### [EXERCISE OBJECTIVE]
Lines containing the string "무기계약직" are to be collected in full.

(Dataset records)
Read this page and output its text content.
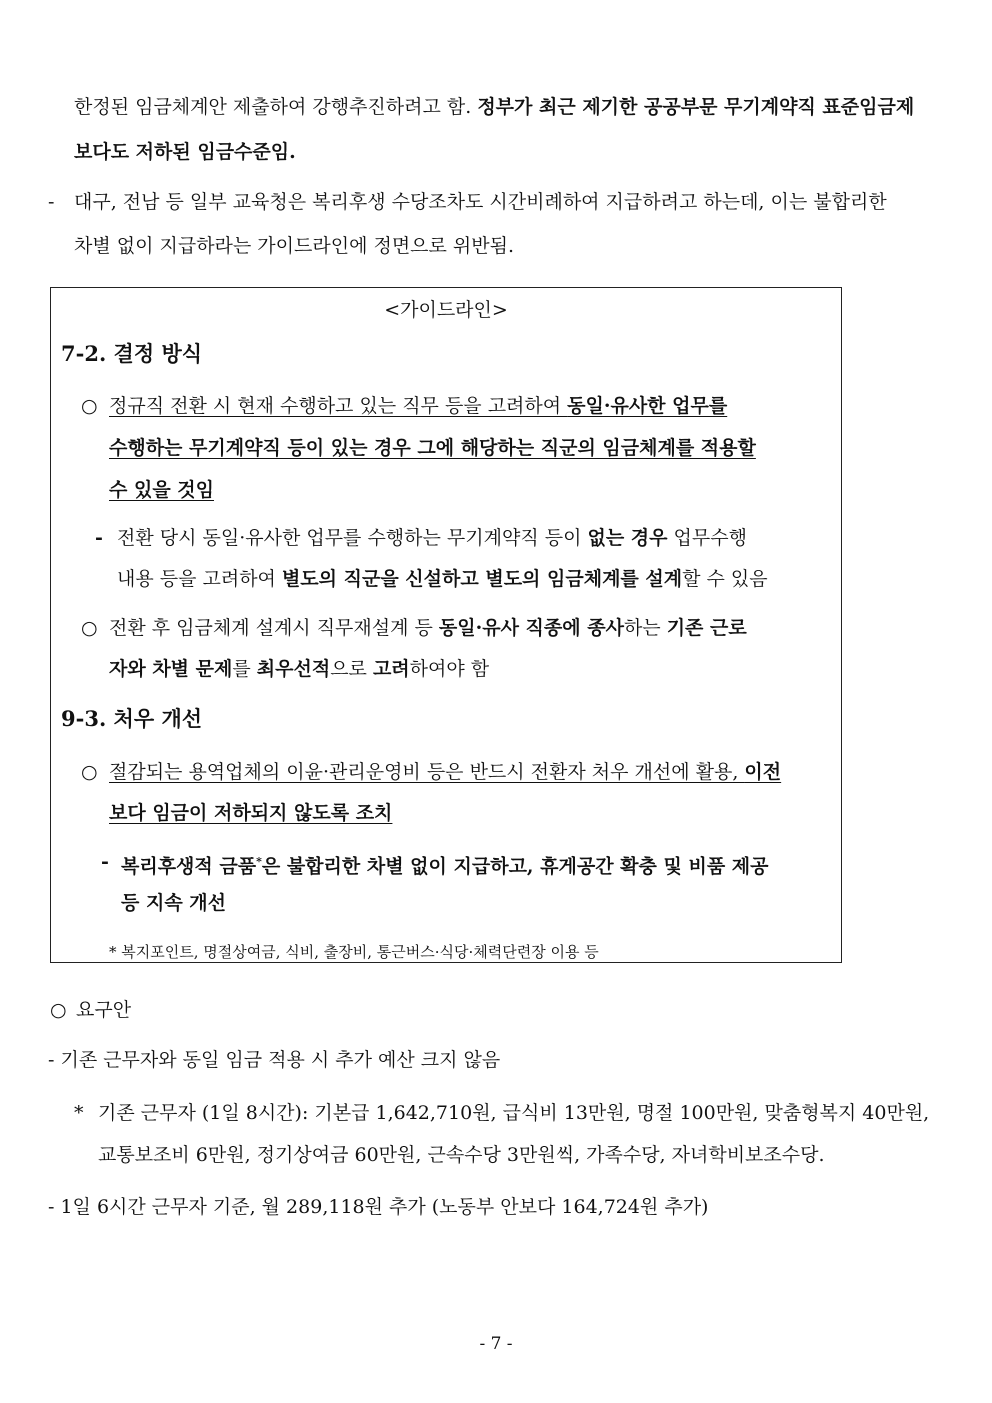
한정된 임금체계안 제출하여 강행추진하려고 함. 정부가 최근 제기한 공공부문 무기계약직 표준임금제
보다도 저하된 임금수준임.
- 대구, 전남 등 일부 교육청은 복리후생 수당조차도 시간비례하여 지급하려고 하는데, 이는 불합리한
차별 없이 지급하라는 가이드라인에 정면으로 위반됨.
<가이드라인>
7-2. 결정 방식
○ 정규직 전환 시 현재 수행하고 있는 직무 등을 고려하여 동일·유사한 업무를
수행하는 무기계약직 등이 있는 경우 그에 해당하는 직군의 임금체계를 적용할
수 있을 것임
- 전환 당시 동일·유사한 업무를 수행하는 무기계약직 등이 없는 경우 업무수행
내용 등을 고려하여 별도의 직군을 신설하고 별도의 임금체계를 설계할 수 있음
○ 전환 후 임금체계 설계시 직무재설계 등 동일·유사 직종에 종사하는 기존 근로
자와 차별 문제를 최우선적으로 고려하여야 함
9-3. 처우 개선
○ 절감되는 용역업체의 이윤·관리운영비 등은 반드시 전환자 처우 개선에 활용, 이전
보다 임금이 저하되지 않도록 조치
- 복리후생적 금품*은 불합리한 차별 없이 지급하고, 휴게공간 확충 및 비품 제공
등 지속 개선
* 복지포인트, 명절상여금, 식비, 출장비, 통근버스·식당·체력단련장 이용 등
○ 요구안
- 기존 근무자와 동일 임금 적용 시 추가 예산 크지 않음
* 기존 근무자 (1일 8시간): 기본급 1,642,710원, 급식비 13만원, 명절 100만원, 맞춤형복지 40만원,
교통보조비 6만원, 정기상여금 60만원, 근속수당 3만원씩, 가족수당, 자녀학비보조수당.
- 1일 6시간 근무자 기준, 월 289,118원 추가 (노동부 안보다 164,724원 추가)
- 7 -
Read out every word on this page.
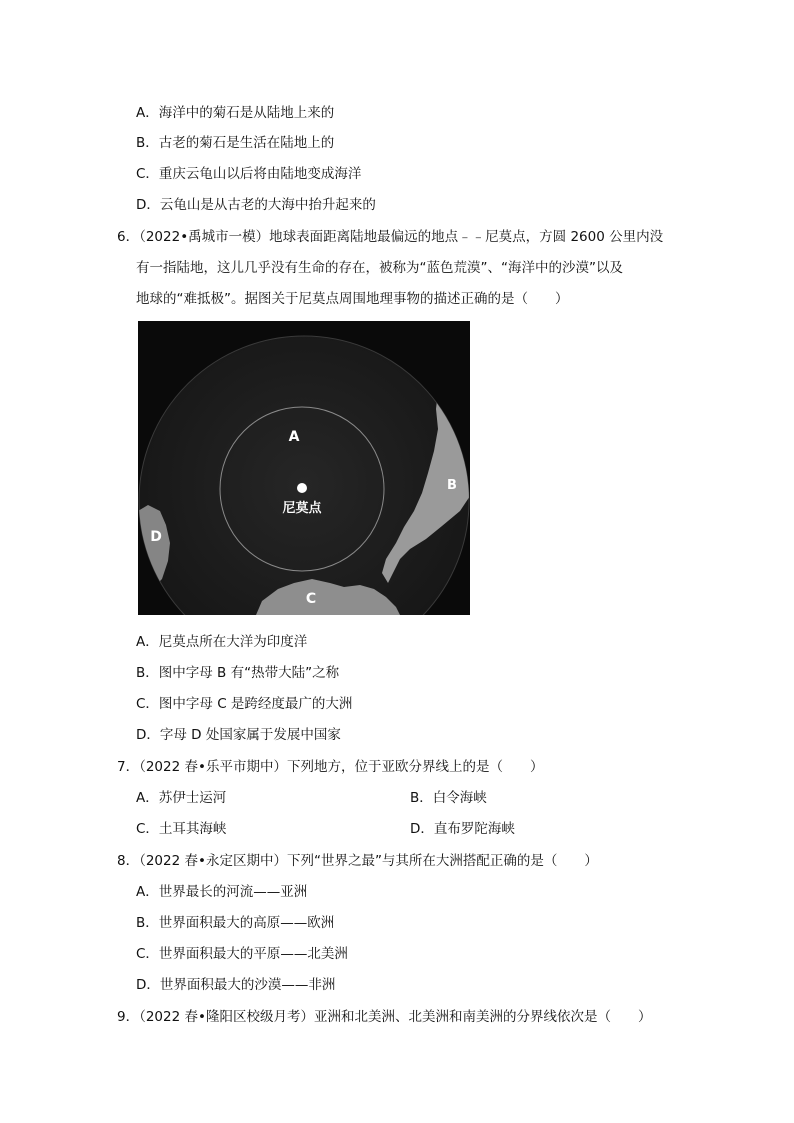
A．海洋中的菊石是从陆地上来的
B．古老的菊石是生活在陆地上的
C．重庆云龟山以后将由陆地变成海洋
D．云龟山是从古老的大海中抬升起来的
6．（2022•禹城市一模）地球表面距离陆地最偏远的地点﹣﹣尼莫点，方圆 2600 公里内没
有一指陆地，这儿几乎没有生命的存在，被称为“蓝色荒漠”、“海洋中的沙漠”以及
地球的“难抵极”。据图关于尼莫点周围地理事物的描述正确的是（　　）
尼莫点
A
B
C
D
A．尼莫点所在大洋为印度洋
B．图中字母 B 有“热带大陆”之称
C．图中字母 C 是跨经度最广的大洲
D．字母 D 处国家属于发展中国家
7．（2022 春•乐平市期中）下列地方，位于亚欧分界线上的是（　　）
A．苏伊士运河	B．白令海峡
C．土耳其海峡	D．直布罗陀海峡
8．（2022 春•永定区期中）下列“世界之最”与其所在大洲搭配正确的是（　　）
A．世界最长的河流——亚洲
B．世界面积最大的高原——欧洲
C．世界面积最大的平原——北美洲
D．世界面积最大的沙漠——非洲
9．（2022 春•隆阳区校级月考）亚洲和北美洲、北美洲和南美洲的分界线依次是（　　）
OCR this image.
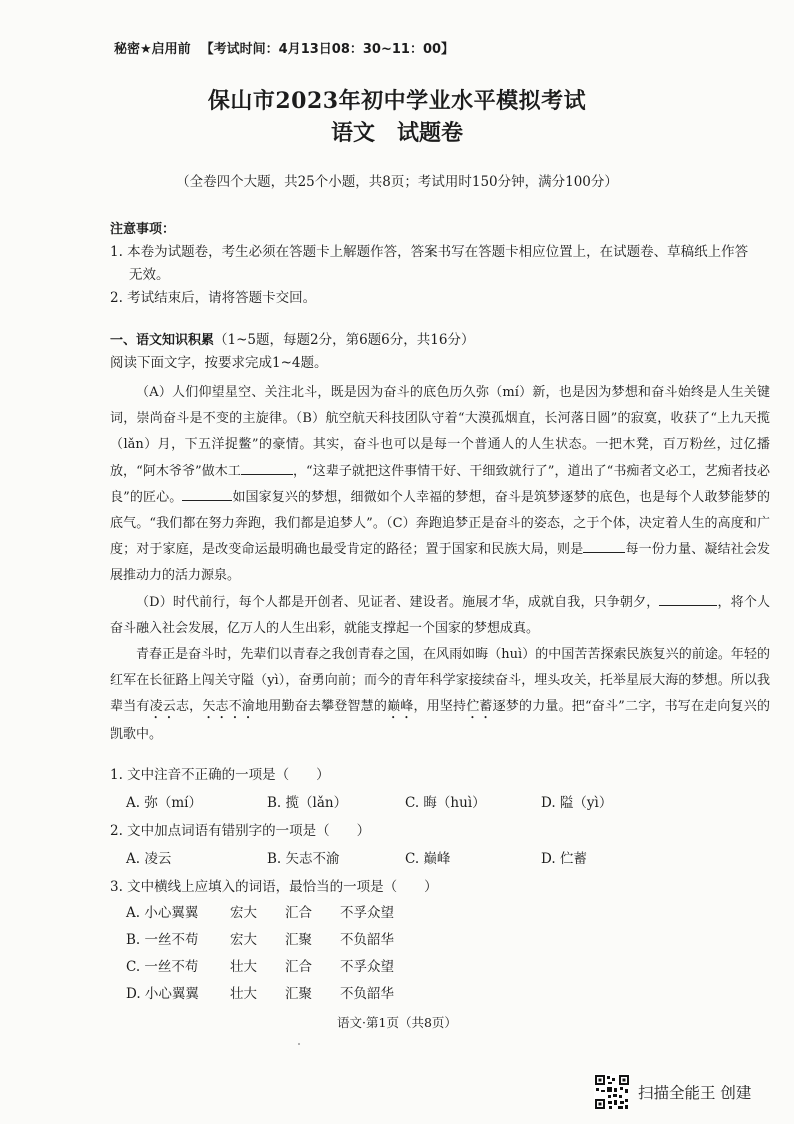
秘密★启用前 【考试时间：4月13日08：30~11：00】
保山市2023年初中学业水平模拟考试
语文 试题卷
（全卷四个大题，共25个小题，共8页；考试用时150分钟，满分100分）
注意事项：
1. 本卷为试题卷，考生必须在答题卡上解题作答，答案书写在答题卡相应位置上，在试题卷、草稿纸上作答
无效。
2. 考试结束后，请将答题卡交回。
一、语文知识积累（1~5题，每题2分，第6题6分，共16分）
阅读下面文字，按要求完成1~4题。

（A）人们仰望星空、关注北斗，既是因为奋斗的底色历久弥（mí）新，也是因为梦想和奋斗始终是人生关键词，崇尚奋斗是不变的主旋律。（B）航空航天科技团队守着“大漠孤烟直，长河落日圆”的寂寞，收获了“上九天揽（lǎn）月，下五洋捉鳖”的豪情。其实，奋斗也可以是每一个普通人的人生状态。一把木凳，百万粉丝，过亿播放，“阿木爷爷”做木工	，“这辈子就把这件事情干好、干细致就行了”，道出了“书痴者文必工，艺痴者技必良”的匠心。	如国家复兴的梦想，细微如个人幸福的梦想，奋斗是筑梦逐梦的底色，也是每个人敢梦能梦的底气。“我们都在努力奔跑，我们都是追梦人”。（C）奔跑追梦正是奋斗的姿态，之于个体，决定着人生的高度和广度；对于家庭，是改变命运最明确也最受肯定的路径；置于国家和民族大局，则是	每一份力量、凝结社会发展推动力的活力源泉。

（D）时代前行，每个人都是开创者、见证者、建设者。施展才华，成就自我，只争朝夕，	，将个人奋斗融入社会发展，亿万人的人生出彩，就能支撑起一个国家的梦想成真。

青春正是奋斗时，先辈们以青春之我创青春之国，在风雨如晦（huì）的中国苦苦探索民族复兴的前途。年轻的红军在长征路上闯关守隘（yì），奋勇向前；而今的青年科学家接续奋斗，埋头攻关，托举星辰大海的梦想。所以我辈当有凌云志，矢志不渝地用勤奋去攀登智慧的巅峰，用坚持伫蓄逐梦的力量。把“奋斗”二字，书写在走向复兴的凯歌中。

1. 文中注音不正确的一项是（　　）
A. 弥（mí）	B. 揽（lǎn）	C. 晦（huì）	D. 隘（yì）
2. 文中加点词语有错别字的一项是（　　）
A. 凌云	B. 矢志不渝	C. 巅峰	D. 伫蓄
3. 文中横线上应填入的词语，最恰当的一项是（　　）
A. 小心翼翼 宏大 汇合 不孚众望
B. 一丝不苟 宏大 汇聚 不负韶华
C. 一丝不苟 壮大 汇合 不孚众望
D. 小心翼翼 壮大 汇聚 不负韶华
语文·第1页（共8页）
扫描全能王 创建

### [FULL RESPONSE]
한정된 임금체계안 제출하여 강행추진하려고 함. 정부가 최근 제기한 공공부문 무기계약직 표준임금제
수행하는 무기계약직 등이 있는 경우 그에 해당하는 직군의 임금체계를 적용할
- 전환 당시 동일·유사한 업무를 수행하는 무기계약직 등이 없는 경우 업무수행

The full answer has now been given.